Input rows ::
## Start

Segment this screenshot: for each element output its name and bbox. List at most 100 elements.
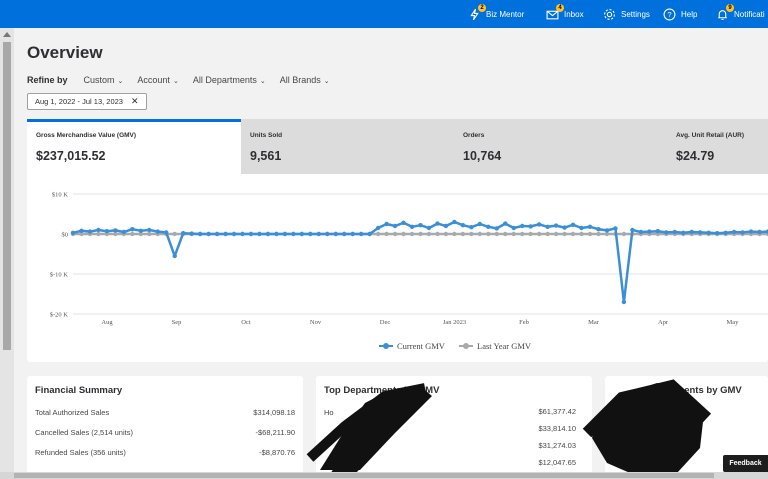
gear-icon: [603, 8, 616, 21]
data-point: [435, 221, 440, 226]
vertical-scrollbar[interactable]: [0, 28, 14, 479]
data-point: [418, 223, 423, 228]
data-point: [172, 253, 177, 259]
data-point: [596, 227, 601, 232]
data-point: [511, 231, 516, 237]
kpi-value: $24.79: [676, 149, 715, 163]
nav-label: Help: [681, 9, 698, 19]
kpi-label: Avg. Unit Retail (AUR): [676, 132, 745, 139]
data-point: [587, 231, 593, 237]
data-point: [299, 231, 305, 237]
data-point: [342, 231, 347, 237]
kpi-tab-orders[interactable]: Orders 10,764: [454, 119, 667, 174]
data-point: [155, 229, 160, 234]
data-point: [333, 231, 338, 237]
kpi-value: 9,561: [250, 149, 282, 163]
data-point: [248, 231, 254, 237]
data-point: [223, 231, 228, 237]
x-tick-label: Feb: [519, 319, 529, 326]
kpi-tab-aur[interactable]: Avg. Unit Retail (AUR) $24.79: [667, 119, 768, 174]
data-point: [121, 229, 127, 235]
y-tick-label: $0: [62, 232, 69, 239]
data-point: [706, 230, 711, 235]
refine-bar: Refine by Custom ⌄ Account ⌄ All Departmen…: [27, 75, 344, 85]
data-point: [630, 227, 635, 233]
data-point: [579, 231, 584, 237]
data-point: [562, 231, 567, 237]
legend-label: Last Year GMV: [477, 341, 532, 351]
date-range-chip[interactable]: Aug 1, 2022 - Jul 13, 2023 ✕: [27, 93, 147, 110]
data-point: [214, 231, 220, 237]
data-point: [409, 224, 415, 229]
data-point: [647, 229, 652, 234]
data-point: [426, 231, 432, 237]
data-point: [638, 229, 644, 235]
nav-settings[interactable]: Settings: [603, 0, 650, 28]
data-point: [604, 228, 610, 233]
data-point: [740, 230, 745, 235]
kpi-tab-units-sold[interactable]: Units Sold 9,561: [241, 119, 454, 174]
data-point: [604, 231, 610, 237]
data-point: [477, 231, 483, 237]
data-point: [553, 231, 559, 237]
data-point: [723, 230, 728, 235]
data-point: [528, 224, 533, 229]
data-point: [401, 231, 406, 237]
data-point: [579, 225, 584, 231]
data-point: [172, 231, 177, 237]
data-point: [570, 231, 576, 237]
scrollbar-thumb[interactable]: [3, 42, 11, 350]
filter-account[interactable]: Account ⌄: [137, 75, 179, 85]
data-point: [384, 231, 389, 237]
filter-custom[interactable]: Custom ⌄: [83, 75, 124, 85]
data-point: [469, 231, 474, 237]
redaction-scribble: [582, 379, 712, 476]
data-point: [672, 229, 677, 235]
data-point: [460, 231, 466, 237]
feedback-button[interactable]: Feedback: [723, 455, 768, 472]
nav-inbox[interactable]: 4 Inbox: [546, 0, 584, 28]
data-point: [113, 231, 118, 237]
refine-label: Refine by: [27, 75, 68, 85]
filter-brands[interactable]: All Brands ⌄: [279, 75, 330, 85]
legend-marker: [383, 343, 389, 349]
page-title: Overview: [27, 43, 103, 62]
x-tick-label: Mar: [588, 319, 600, 326]
nav-help[interactable]: ? Help: [663, 0, 697, 28]
data-point: [79, 231, 84, 237]
data-point: [681, 230, 686, 235]
data-point: [452, 219, 457, 225]
close-icon[interactable]: ✕: [130, 96, 139, 106]
scroll-up-arrow-icon[interactable]: [3, 32, 11, 37]
horizontal-scrollbar[interactable]: [0, 472, 768, 479]
data-point: [748, 229, 754, 234]
data-point: [282, 231, 288, 237]
chevron-down-icon: ⌄: [323, 78, 330, 85]
date-range-text: Aug 1, 2022 - Jul 13, 2023: [35, 97, 123, 106]
top-nav-bar: 2 Biz Mentor 4 Inbox Settings ? Help 9 N…: [0, 0, 768, 28]
data-point: [104, 229, 110, 234]
nav-biz-mentor[interactable]: 2 Biz Mentor: [468, 0, 524, 28]
summary-row-value: $314,098.18: [253, 408, 295, 417]
financial-summary-card: Financial Summary Total Authorized Sales…: [27, 376, 303, 479]
data-point: [358, 231, 364, 237]
data-point: [731, 229, 737, 235]
data-point: [562, 225, 567, 230]
legend-label: Current GMV: [397, 341, 446, 351]
x-tick-label: Oct: [241, 319, 251, 326]
data-point: [553, 223, 559, 228]
data-point: [426, 225, 432, 231]
nav-label: Notificati: [734, 9, 765, 19]
kpi-value: $237,015.52: [36, 149, 106, 163]
data-point: [486, 231, 491, 237]
kpi-tab-gmv[interactable]: Gross Merchandise Value (GMV) $237,015.5…: [27, 119, 241, 174]
nav-badge: 9: [726, 3, 734, 12]
nav-badge: 4: [556, 3, 564, 12]
data-point: [536, 231, 542, 237]
data-point: [494, 226, 499, 231]
data-point: [291, 231, 296, 237]
filter-departments[interactable]: All Departments ⌄: [192, 75, 266, 85]
scrollbar-thumb[interactable]: [14, 473, 714, 478]
data-point: [206, 231, 211, 237]
nav-notifications[interactable]: 9 Notificati: [716, 0, 765, 28]
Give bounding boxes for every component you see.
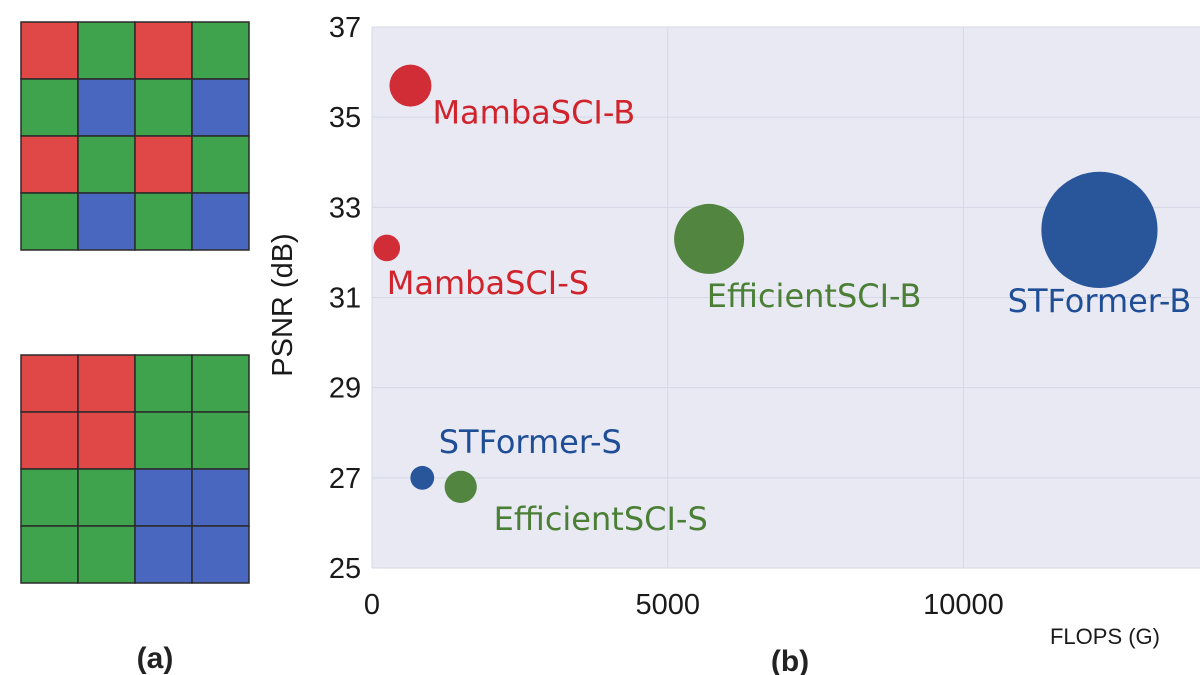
filter-cell-green xyxy=(134,411,193,470)
filter-cell-blue xyxy=(77,192,136,251)
filter-cell-green xyxy=(191,411,250,470)
filter-cell-green xyxy=(134,354,193,413)
x-axis-label: FLOPS (G) xyxy=(1050,624,1160,649)
point-stformer-b xyxy=(1041,171,1158,288)
x-tick-label: 10000 xyxy=(923,589,1004,621)
filter-cell-blue xyxy=(191,468,250,527)
panel-a: (a) xyxy=(20,21,250,675)
filter-cell-green xyxy=(191,135,250,194)
y-tick-label: 31 xyxy=(329,283,361,315)
point-efficientsci-s xyxy=(444,470,477,503)
point-label-stformer-s: STFormer-S xyxy=(439,423,622,461)
y-tick-label: 29 xyxy=(329,373,361,405)
filter-cell-blue xyxy=(134,525,193,584)
filter-cell-green xyxy=(20,468,79,527)
panel-b: 25 27 29 31 33 35 37 0 5000 10000 PSNR (dB) FLOP… xyxy=(267,12,1200,675)
filter-cell-green xyxy=(77,468,136,527)
filter-cell-green xyxy=(77,21,136,80)
point-label-stformer-b: STFormer-B xyxy=(1008,282,1192,320)
filter-cell-blue xyxy=(191,192,250,251)
point-label-efficientsci-s: EfficientSCI-S xyxy=(494,500,708,538)
y-tick-label: 25 xyxy=(329,553,361,585)
point-mambasci-s xyxy=(373,234,401,262)
x-tick-label: 0 xyxy=(364,589,380,621)
color-filter-pattern-top xyxy=(20,21,250,251)
data-points xyxy=(373,64,1158,503)
filter-cell-blue xyxy=(77,78,136,137)
filter-cell-green xyxy=(134,192,193,251)
y-tick-label: 27 xyxy=(329,463,361,495)
filter-cell-red xyxy=(20,354,79,413)
filter-cell-blue xyxy=(191,525,250,584)
y-axis-ticks: 25 27 29 31 33 35 37 xyxy=(329,12,361,585)
filter-cell-green xyxy=(191,21,250,80)
x-axis-ticks: 0 5000 10000 xyxy=(364,589,1004,621)
panel-b-label: (b) xyxy=(771,645,809,675)
filter-cell-green xyxy=(134,78,193,137)
filter-cell-red xyxy=(20,411,79,470)
filter-cell-blue xyxy=(134,468,193,527)
filter-cell-green xyxy=(77,525,136,584)
filter-cell-red xyxy=(134,135,193,194)
point-label-mambasci-s: MambaSCI-S xyxy=(387,264,589,302)
y-tick-label: 35 xyxy=(329,102,361,134)
data-point-labels: MambaSCI-B MambaSCI-S EfficientSCI-B STForm… xyxy=(387,94,1191,538)
filter-cell-blue xyxy=(191,78,250,137)
y-axis-label: PSNR (dB) xyxy=(267,233,299,376)
filter-cell-red xyxy=(20,21,79,80)
filter-cell-green xyxy=(20,78,79,137)
point-label-efficientsci-b: EfficientSCI-B xyxy=(707,277,922,315)
point-mambasci-b xyxy=(389,64,432,107)
filter-cell-red xyxy=(134,21,193,80)
filter-cell-red xyxy=(20,135,79,194)
filter-cell-red xyxy=(77,411,136,470)
point-efficientsci-b xyxy=(674,203,745,274)
filter-cell-red xyxy=(77,354,136,413)
panel-a-label: (a) xyxy=(137,642,174,675)
color-filter-pattern-bottom xyxy=(20,354,250,584)
filter-cell-green xyxy=(77,135,136,194)
point-label-mambasci-b: MambaSCI-B xyxy=(432,94,635,132)
filter-cell-green xyxy=(191,354,250,413)
gridlines xyxy=(371,26,1200,569)
y-tick-label: 33 xyxy=(329,192,361,224)
filter-cell-green xyxy=(20,525,79,584)
x-tick-label: 5000 xyxy=(635,589,700,621)
y-tick-label: 37 xyxy=(329,12,361,44)
filter-cell-green xyxy=(20,192,79,251)
point-stformer-s xyxy=(410,465,435,490)
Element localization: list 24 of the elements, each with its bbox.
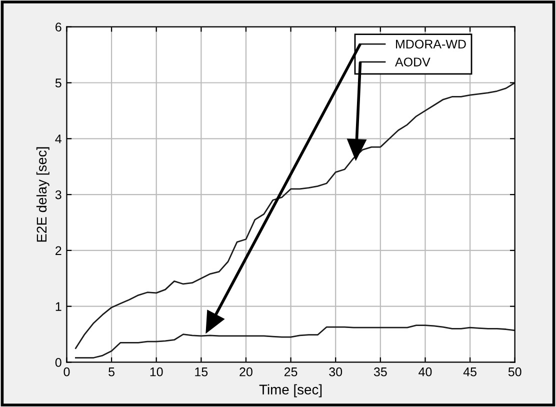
- x-tick-label: 5: [108, 368, 114, 376]
- y-tick-label: 6: [56, 22, 62, 32]
- x-tick-label: 50: [508, 367, 522, 376]
- x-tick-label: 0: [64, 367, 70, 376]
- x-tick-label: 10: [150, 367, 163, 376]
- x-tick-label: 15: [195, 368, 208, 376]
- line-series: [74, 324, 515, 358]
- x-tick-label: 30: [329, 367, 342, 376]
- x-tick-label: 35: [374, 367, 387, 376]
- y-tick-label: 0: [55, 358, 62, 367]
- x-tick-label: 40: [418, 367, 432, 376]
- y-tick-label: 4: [55, 134, 62, 144]
- x-tick-label: 25: [284, 367, 298, 376]
- x-tick-label: 45: [463, 368, 476, 376]
- y-tick-label: 2: [56, 246, 62, 255]
- y-tick-label: 5: [55, 78, 62, 88]
- x-tick-label: 20: [240, 367, 252, 376]
- y-axis-title: E2E delay [sec]: [36, 147, 50, 242]
- line-series: [74, 82, 515, 349]
- x-axis-title: Time [sec]: [259, 384, 322, 398]
- legend-label: MDORA-WD: [396, 40, 466, 49]
- legend-label: AODV: [395, 58, 430, 66]
- y-tick-label: 1: [56, 302, 62, 311]
- y-tick-label: 3: [55, 190, 62, 200]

## End

Exercise prompt :: Copy the lines from the records word for word, beginning at the line that contains "- x-tick-label: 5: [108, 368, 114, 376]" and stopping after the line that contains "- x-tick-label: 40: [418, 367, 432, 376]".

Result for this task ::
- x-tick-label: 5: [108, 368, 114, 376]
- y-tick-label: 6: [56, 22, 62, 32]
- x-tick-label: 50: [508, 367, 522, 376]
- x-tick-label: 0: [64, 367, 70, 376]
- x-tick-label: 10: [150, 367, 163, 376]
- x-tick-label: 15: [195, 368, 208, 376]
- line-series: [74, 324, 515, 358]
- x-tick-label: 30: [329, 367, 342, 376]
- x-tick-label: 35: [374, 367, 387, 376]
- y-tick-label: 0: [55, 358, 62, 367]
- x-tick-label: 40: [418, 367, 432, 376]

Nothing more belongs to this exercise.